Your task: Set all the material down again unchanged, without the pictures.

Data to use:
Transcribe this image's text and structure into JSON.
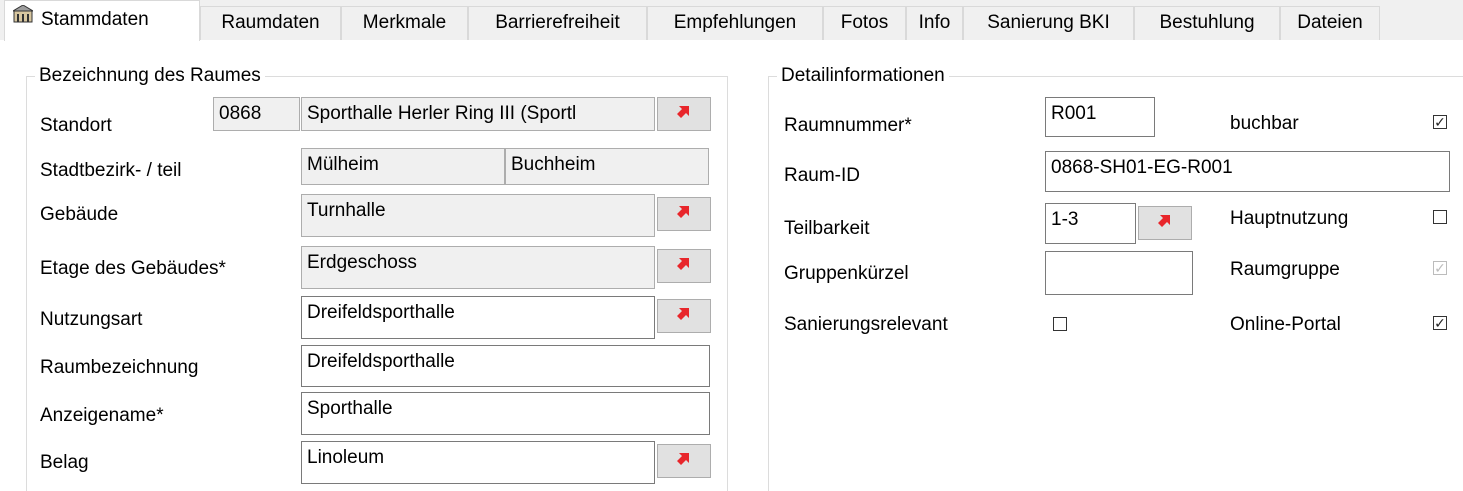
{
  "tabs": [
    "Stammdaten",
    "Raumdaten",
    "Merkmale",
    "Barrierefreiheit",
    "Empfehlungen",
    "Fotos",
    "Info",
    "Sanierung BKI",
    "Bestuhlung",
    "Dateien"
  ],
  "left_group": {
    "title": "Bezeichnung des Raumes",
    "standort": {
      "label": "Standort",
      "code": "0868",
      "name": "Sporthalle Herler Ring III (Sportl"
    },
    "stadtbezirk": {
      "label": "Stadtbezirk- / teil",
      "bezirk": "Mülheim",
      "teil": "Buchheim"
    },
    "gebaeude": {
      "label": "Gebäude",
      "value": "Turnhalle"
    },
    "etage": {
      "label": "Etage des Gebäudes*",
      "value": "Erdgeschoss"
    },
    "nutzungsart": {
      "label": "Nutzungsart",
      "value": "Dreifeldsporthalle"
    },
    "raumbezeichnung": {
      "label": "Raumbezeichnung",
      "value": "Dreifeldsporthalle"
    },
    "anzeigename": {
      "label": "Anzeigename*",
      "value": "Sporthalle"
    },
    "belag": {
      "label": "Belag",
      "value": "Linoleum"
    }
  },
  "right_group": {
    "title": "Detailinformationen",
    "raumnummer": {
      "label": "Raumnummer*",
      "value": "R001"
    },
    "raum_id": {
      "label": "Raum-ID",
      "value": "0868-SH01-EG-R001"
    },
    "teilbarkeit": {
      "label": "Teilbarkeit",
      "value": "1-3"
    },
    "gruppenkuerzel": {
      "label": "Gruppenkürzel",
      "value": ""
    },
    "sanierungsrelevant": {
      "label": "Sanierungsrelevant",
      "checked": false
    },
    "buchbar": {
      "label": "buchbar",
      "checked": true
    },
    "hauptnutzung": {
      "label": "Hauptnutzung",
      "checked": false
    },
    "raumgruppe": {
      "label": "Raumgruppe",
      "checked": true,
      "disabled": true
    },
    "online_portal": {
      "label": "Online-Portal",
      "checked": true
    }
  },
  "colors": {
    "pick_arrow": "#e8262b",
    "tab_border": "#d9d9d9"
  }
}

Problem solution:
Transcribe this image's text and structure into JSON.
{
  "tabs": [
    "Stammdaten",
    "Raumdaten",
    "Merkmale",
    "Barrierefreiheit",
    "Empfehlungen",
    "Fotos",
    "Info",
    "Sanierung BKI",
    "Bestuhlung",
    "Dateien"
  ],
  "left_group": {
    "title": "Bezeichnung des Raumes",
    "standort": {
      "label": "Standort",
      "code": "0868",
      "name": "Sporthalle Herler Ring III (Sportl"
    },
    "stadtbezirk": {
      "label": "Stadtbezirk- / teil",
      "bezirk": "Mülheim",
      "teil": "Buchheim"
    },
    "gebaeude": {
      "label": "Gebäude",
      "value": "Turnhalle"
    },
    "etage": {
      "label": "Etage des Gebäudes*",
      "value": "Erdgeschoss"
    },
    "nutzungsart": {
      "label": "Nutzungsart",
      "value": "Dreifeldsporthalle"
    },
    "raumbezeichnung": {
      "label": "Raumbezeichnung",
      "value": "Dreifeldsporthalle"
    },
    "anzeigename": {
      "label": "Anzeigename*",
      "value": "Sporthalle"
    },
    "belag": {
      "label": "Belag",
      "value": "Linoleum"
    }
  },
  "right_group": {
    "title": "Detailinformationen",
    "raumnummer": {
      "label": "Raumnummer*",
      "value": "R001"
    },
    "raum_id": {
      "label": "Raum-ID",
      "value": "0868-SH01-EG-R001"
    },
    "teilbarkeit": {
      "label": "Teilbarkeit",
      "value": "1-3"
    },
    "gruppenkuerzel": {
      "label": "Gruppenkürzel",
      "value": ""
    },
    "sanierungsrelevant": {
      "label": "Sanierungsrelevant",
      "checked": false
    },
    "buchbar": {
      "label": "buchbar",
      "checked": true
    },
    "hauptnutzung": {
      "label": "Hauptnutzung",
      "checked": false
    },
    "raumgruppe": {
      "label": "Raumgruppe",
      "checked": true,
      "disabled": true
    },
    "online_portal": {
      "label": "Online-Portal",
      "checked": true
    }
  },
  "colors": {
    "pick_arrow": "#e8262b",
    "tab_border": "#d9d9d9"
  }
}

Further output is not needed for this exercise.